## [Task description]
Output each entry exactly; skip nothing.

## [Supplied data]
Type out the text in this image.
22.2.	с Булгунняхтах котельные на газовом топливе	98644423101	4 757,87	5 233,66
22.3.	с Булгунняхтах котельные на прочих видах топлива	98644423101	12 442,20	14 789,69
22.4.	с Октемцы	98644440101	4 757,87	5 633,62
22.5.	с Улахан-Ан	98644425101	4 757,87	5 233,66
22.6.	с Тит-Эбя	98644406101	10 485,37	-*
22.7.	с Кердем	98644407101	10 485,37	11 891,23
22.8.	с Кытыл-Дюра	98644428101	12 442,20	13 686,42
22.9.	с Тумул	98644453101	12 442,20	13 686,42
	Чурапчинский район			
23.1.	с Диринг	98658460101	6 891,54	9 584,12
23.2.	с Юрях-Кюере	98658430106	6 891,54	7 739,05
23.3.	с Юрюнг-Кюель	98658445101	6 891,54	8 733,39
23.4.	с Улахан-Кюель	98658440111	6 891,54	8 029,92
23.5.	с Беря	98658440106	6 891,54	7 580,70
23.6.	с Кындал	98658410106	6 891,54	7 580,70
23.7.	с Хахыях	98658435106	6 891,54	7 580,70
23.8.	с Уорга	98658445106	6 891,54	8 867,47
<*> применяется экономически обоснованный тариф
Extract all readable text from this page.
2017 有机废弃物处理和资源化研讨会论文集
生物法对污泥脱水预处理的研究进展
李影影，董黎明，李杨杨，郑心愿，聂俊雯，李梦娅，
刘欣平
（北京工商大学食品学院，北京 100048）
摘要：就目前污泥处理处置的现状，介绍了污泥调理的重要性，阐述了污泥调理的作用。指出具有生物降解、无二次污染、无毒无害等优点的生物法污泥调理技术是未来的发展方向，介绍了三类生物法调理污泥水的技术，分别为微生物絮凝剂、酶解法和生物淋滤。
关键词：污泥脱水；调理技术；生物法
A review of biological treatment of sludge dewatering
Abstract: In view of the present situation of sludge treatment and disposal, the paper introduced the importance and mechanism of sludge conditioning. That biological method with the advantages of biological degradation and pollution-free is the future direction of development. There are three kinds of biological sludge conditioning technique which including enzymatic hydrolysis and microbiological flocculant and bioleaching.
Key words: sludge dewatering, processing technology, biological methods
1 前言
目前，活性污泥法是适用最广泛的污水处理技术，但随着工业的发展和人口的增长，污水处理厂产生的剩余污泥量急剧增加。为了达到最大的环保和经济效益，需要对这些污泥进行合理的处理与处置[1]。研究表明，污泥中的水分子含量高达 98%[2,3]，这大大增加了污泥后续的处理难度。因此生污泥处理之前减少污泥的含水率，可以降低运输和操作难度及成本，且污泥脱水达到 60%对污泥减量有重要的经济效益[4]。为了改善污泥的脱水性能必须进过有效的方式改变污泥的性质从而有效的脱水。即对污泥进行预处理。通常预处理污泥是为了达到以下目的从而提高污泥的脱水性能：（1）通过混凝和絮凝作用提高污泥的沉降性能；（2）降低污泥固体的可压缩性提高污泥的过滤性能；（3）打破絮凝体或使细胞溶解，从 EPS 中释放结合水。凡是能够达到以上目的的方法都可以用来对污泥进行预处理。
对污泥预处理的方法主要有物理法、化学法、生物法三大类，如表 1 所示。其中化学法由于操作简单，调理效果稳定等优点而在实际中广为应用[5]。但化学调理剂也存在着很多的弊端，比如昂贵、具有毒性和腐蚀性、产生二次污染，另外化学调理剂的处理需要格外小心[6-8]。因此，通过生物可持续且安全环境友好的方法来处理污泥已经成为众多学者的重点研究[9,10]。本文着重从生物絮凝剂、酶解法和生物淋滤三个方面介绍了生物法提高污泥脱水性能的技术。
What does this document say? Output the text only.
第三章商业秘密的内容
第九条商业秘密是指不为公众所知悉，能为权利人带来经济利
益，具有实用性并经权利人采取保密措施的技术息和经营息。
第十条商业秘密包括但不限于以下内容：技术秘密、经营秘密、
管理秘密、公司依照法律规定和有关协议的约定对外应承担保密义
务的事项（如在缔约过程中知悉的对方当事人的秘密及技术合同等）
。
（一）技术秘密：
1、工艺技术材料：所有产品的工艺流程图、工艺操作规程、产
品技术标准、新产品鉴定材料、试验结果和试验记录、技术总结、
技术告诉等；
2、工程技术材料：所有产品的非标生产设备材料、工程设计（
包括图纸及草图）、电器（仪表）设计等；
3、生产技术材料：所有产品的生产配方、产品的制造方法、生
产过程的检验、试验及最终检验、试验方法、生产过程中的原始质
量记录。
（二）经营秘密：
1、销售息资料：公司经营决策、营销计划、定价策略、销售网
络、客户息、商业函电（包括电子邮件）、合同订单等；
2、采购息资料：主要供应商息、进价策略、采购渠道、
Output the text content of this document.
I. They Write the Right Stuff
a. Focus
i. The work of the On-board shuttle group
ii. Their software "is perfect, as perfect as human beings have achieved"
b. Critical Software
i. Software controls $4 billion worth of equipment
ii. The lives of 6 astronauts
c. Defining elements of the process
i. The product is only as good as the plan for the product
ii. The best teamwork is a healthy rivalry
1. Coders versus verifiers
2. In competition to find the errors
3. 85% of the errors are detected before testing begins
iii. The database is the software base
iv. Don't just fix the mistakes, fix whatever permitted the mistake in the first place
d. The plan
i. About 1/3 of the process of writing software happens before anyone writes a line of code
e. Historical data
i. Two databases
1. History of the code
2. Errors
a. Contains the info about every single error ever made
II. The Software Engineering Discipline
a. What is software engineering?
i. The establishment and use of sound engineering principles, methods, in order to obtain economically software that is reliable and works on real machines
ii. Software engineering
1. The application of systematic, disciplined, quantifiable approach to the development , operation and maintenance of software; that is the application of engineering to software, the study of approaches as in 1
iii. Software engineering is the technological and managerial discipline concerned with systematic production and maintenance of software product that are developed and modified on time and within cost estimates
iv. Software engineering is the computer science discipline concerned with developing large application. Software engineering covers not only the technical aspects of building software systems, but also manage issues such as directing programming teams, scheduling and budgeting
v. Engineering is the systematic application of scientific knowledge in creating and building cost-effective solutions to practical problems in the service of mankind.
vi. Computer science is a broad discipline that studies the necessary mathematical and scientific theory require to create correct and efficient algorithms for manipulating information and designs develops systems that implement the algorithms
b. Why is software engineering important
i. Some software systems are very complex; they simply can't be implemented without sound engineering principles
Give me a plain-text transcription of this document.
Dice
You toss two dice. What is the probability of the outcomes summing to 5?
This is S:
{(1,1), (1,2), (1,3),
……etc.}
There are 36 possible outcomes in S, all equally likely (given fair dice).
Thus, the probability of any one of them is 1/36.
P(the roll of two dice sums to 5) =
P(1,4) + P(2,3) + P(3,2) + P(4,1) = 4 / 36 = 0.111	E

## [Written response]
Type out the text in this image.
22.2.	с Булгунняхтах котельные на газовом топливе	98644423101	4 757,87	5 233,66
22.3.	с Булгунняхтах котельные на прочих видах топлива	98644423101	12 442,20	14 789,69
22.4.	с Октемцы	98644440101	4 757,87	5 633,62
22.5.	с Улахан-Ан	98644425101	4 757,87	5 233,66
22.6.	с Тит-Эбя	98644406101	10 485,37	-*
22.7.	с Кердем	98644407101	10 485,37	11 891,23
22.8.	с Кытыл-Дюра	98644428101	12 442,20	13 686,42
22.9.	с Тумул	98644453101	12 442,20	13 686,42
	Чурапчинский район			
23.1.	с Диринг	98658460101	6 891,54	9 584,12
23.2.	с Юрях-Кюере	98658430106	6 891,54	7 739,05
23.3.	с Юрюнг-Кюель	98658445101	6 891,54	8 733,39
23.4.	с Улахан-Кюель	98658440111	6 891,54	8 029,92
23.5.	с Беря	98658440106	6 891,54	7 580,70
23.6.	с Кындал	98658410106	6 891,54	7 580,70
23.7.	с Хахыях	98658435106	6 891,54	7 580,70
23.8.	с Уорга	98658445106	6 891,54	8 867,47
<*> применяется экономически обоснованный тариф
Extract all readable text from this page.
2017 有机废弃物处理和资源化研讨会论文集
生物法对污泥脱水预处理的研究进展
李影影，董黎明，李杨杨，郑心愿，聂俊雯，李梦娅，
刘欣平
（北京工商大学食品学院，北京 100048）
摘要：就目前污泥处理处置的现状，介绍了污泥调理的重要性，阐述了污泥调理的作用。指出具有生物降解、无二次污染、无毒无害等优点的生物法污泥调理技术是未来的发展方向，介绍了三类生物法调理污泥水的技术，分别为微生物絮凝剂、酶解法和生物淋滤。
关键词：污泥脱水；调理技术；生物法
A review of biological treatment of sludge dewatering
Abstract: In view of the present situation of sludge treatment and disposal, the paper introduced the importance and mechanism of sludge conditioning. That biological method with the advantages of biological degradation and pollution-free is the future direction of development. There are three kinds of biological sludge conditioning technique which including enzymatic hydrolysis and microbiological flocculant and bioleaching.
Key words: sludge dewatering, processing technology, biological methods
1 前言
目前，活性污泥法是适用最广泛的污水处理技术，但随着工业的发展和人口的增长，污水处理厂产生的剩余污泥量急剧增加。为了达到最大的环保和经济效益，需要对这些污泥进行合理的处理与处置[1]。研究表明，污泥中的水分子含量高达 98%[2,3]，这大大增加了污泥后续的处理难度。因此生污泥处理之前减少污泥的含水率，可以降低运输和操作难度及成本，且污泥脱水达到 60%对污泥减量有重要的经济效益[4]。为了改善污泥的脱水性能必须进过有效的方式改变污泥的性质从而有效的脱水。即对污泥进行预处理。通常预处理污泥是为了达到以下目的从而提高污泥的脱水性能：（1）通过混凝和絮凝作用提高污泥的沉降性能；（2）降低污泥固体的可压缩性提高污泥的过滤性能；（3）打破絮凝体或使细胞溶解，从 EPS 中释放结合水。凡是能够达到以上目的的方法都可以用来对污泥进行预处理。
对污泥预处理的方法主要有物理法、化学法、生物法三大类，如表 1 所示。其中化学法由于操作简单，调理效果稳定等优点而在实际中广为应用[5]。但化学调理剂也存在着很多的弊端，比如昂贵、具有毒性和腐蚀性、产生二次污染，另外化学调理剂的处理需要格外小心[6-8]。因此，通过生物可持续且安全环境友好的方法来处理污泥已经成为众多学者的重点研究[9,10]。本文着重从生物絮凝剂、酶解法和生物淋滤三个方面介绍了生物法提高污泥脱水性能的技术。
What does this document say? Output the text only.
第三章商业秘密的内容
第九条商业秘密是指不为公众所知悉，能为权利人带来经济利
益，具有实用性并经权利人采取保密措施的技术息和经营息。
第十条商业秘密包括但不限于以下内容：技术秘密、经营秘密、
管理秘密、公司依照法律规定和有关协议的约定对外应承担保密义
务的事项（如在缔约过程中知悉的对方当事人的秘密及技术合同等）
。
（一）技术秘密：
1、工艺技术材料：所有产品的工艺流程图、工艺操作规程、产
品技术标准、新产品鉴定材料、试验结果和试验记录、技术总结、
技术告诉等；
2、工程技术材料：所有产品的非标生产设备材料、工程设计（
包括图纸及草图）、电器（仪表）设计等；
3、生产技术材料：所有产品的生产配方、产品的制造方法、生
产过程的检验、试验及最终检验、试验方法、生产过程中的原始质
量记录。
（二）经营秘密：
1、销售息资料：公司经营决策、营销计划、定价策略、销售网
络、客户息、商业函电（包括电子邮件）、合同订单等；
2、采购息资料：主要供应商息、进价策略、采购渠道、
Output the text content of this document.
I. They Write the Right Stuff
a. Focus
i. The work of the On-board shuttle group
ii. Their software "is perfect, as perfect as human beings have achieved"
b. Critical Software
i. Software controls $4 billion worth of equipment
ii. The lives of 6 astronauts
c. Defining elements of the process
i. The product is only as good as the plan for the product
ii. The best teamwork is a healthy rivalry
1. Coders versus verifiers
2. In competition to find the errors
3. 85% of the errors are detected before testing begins
iii. The database is the software base
iv. Don't just fix the mistakes, fix whatever permitted the mistake in the first place
d. The plan
i. About 1/3 of the process of writing software happens before anyone writes a line of code
e. Historical data
i. Two databases
1. History of the code
2. Errors
a. Contains the info about every single error ever made
II. The Software Engineering Discipline
a. What is software engineering?
i. The establishment and use of sound engineering principles, methods, in order to obtain economically software that is reliable and works on real machines
ii. Software engineering
1. The application of systematic, disciplined, quantifiable approach to the development , operation and maintenance of software; that is the application of engineering to software, the study of approaches as in 1
iii. Software engineering is the technological and managerial discipline concerned with systematic production and maintenance of software product that are developed and modified on time and within cost estimates
iv. Software engineering is the computer science discipline concerned with developing large application. Software engineering covers not only the technical aspects of building software systems, but also manage issues such as directing programming teams, scheduling and budgeting
v. Engineering is the systematic application of scientific knowledge in creating and building cost-effective solutions to practical problems in the service of mankind.
vi. Computer science is a broad discipline that studies the necessary mathematical and scientific theory require to create correct and efficient algorithms for manipulating information and designs develops systems that implement the algorithms
b. Why is software engineering important
i. Some software systems are very complex; they simply can't be implemented without sound engineering principles
Give me a plain-text transcription of this document.
Dice
You toss two dice. What is the probability of the outcomes summing to 5?
This is S:
{(1,1), (1,2), (1,3),
……etc.}
There are 36 possible outcomes in S, all equally likely (given fair dice).
Thus, the probability of any one of them is 1/36.
P(the roll of two dice sums to 5) =
P(1,4) + P(2,3) + P(3,2) + P(4,1) = 4 / 36 = 0.111	E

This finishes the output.